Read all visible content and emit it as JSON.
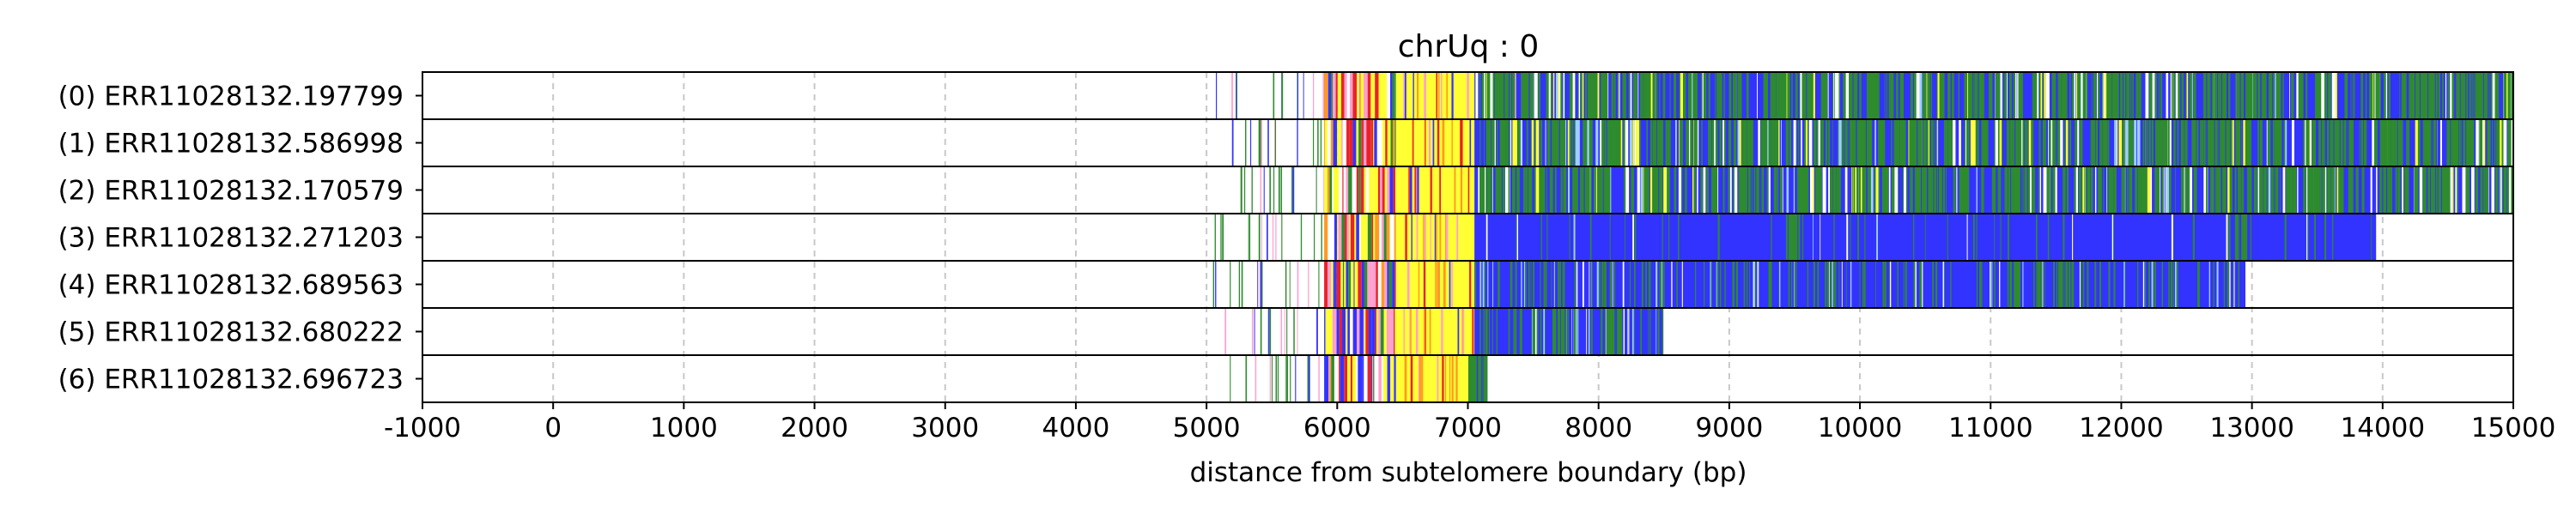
{
  "chart_data": {
    "type": "heatmap",
    "title": "chrUq : 0",
    "xlabel": "distance from subtelomere boundary (bp)",
    "ylabel": "",
    "xlim": [
      -1000,
      15000
    ],
    "xticks": [
      -1000,
      0,
      1000,
      2000,
      3000,
      4000,
      5000,
      6000,
      7000,
      8000,
      9000,
      10000,
      11000,
      12000,
      13000,
      14000,
      15000
    ],
    "grid": "vertical dashed",
    "colors": {
      "blue": "#3333ff",
      "green": "#2e8b2e",
      "yellow": "#ffff33",
      "red": "#e8222a",
      "pink": "#ff9fd0",
      "orange": "#ff9922",
      "white": "#ffffff",
      "grid": "#c8c8c8"
    },
    "reads": [
      {
        "label": "(0) ERR11028132.197799",
        "end": 15000
      },
      {
        "label": "(1) ERR11028132.586998",
        "end": 15000
      },
      {
        "label": "(2) ERR11028132.170579",
        "end": 15000
      },
      {
        "label": "(3) ERR11028132.271203",
        "end": 13950
      },
      {
        "label": "(4) ERR11028132.689563",
        "end": 12950
      },
      {
        "label": "(5) ERR11028132.680222",
        "end": 8500
      },
      {
        "label": "(6) ERR11028132.696723",
        "end": 7150
      }
    ],
    "regions": [
      {
        "from": 5000,
        "to": 5900,
        "pattern": "sparse thin green/blue/pink lines"
      },
      {
        "from": 5900,
        "to": 6450,
        "pattern": "dense red/pink/yellow/blue/green"
      },
      {
        "from": 6450,
        "to": 7050,
        "pattern": "yellow with orange/pink bands"
      },
      {
        "from": 7050,
        "to": 15000,
        "pattern": "blue with green/white/yellow stripes"
      }
    ]
  }
}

--------

> [Given task]: Pick out every line with the string "orange" and copy it.

> [Answer in full]:
      "orange": "#ff9922",
        "pattern": "yellow with orange/pink bands"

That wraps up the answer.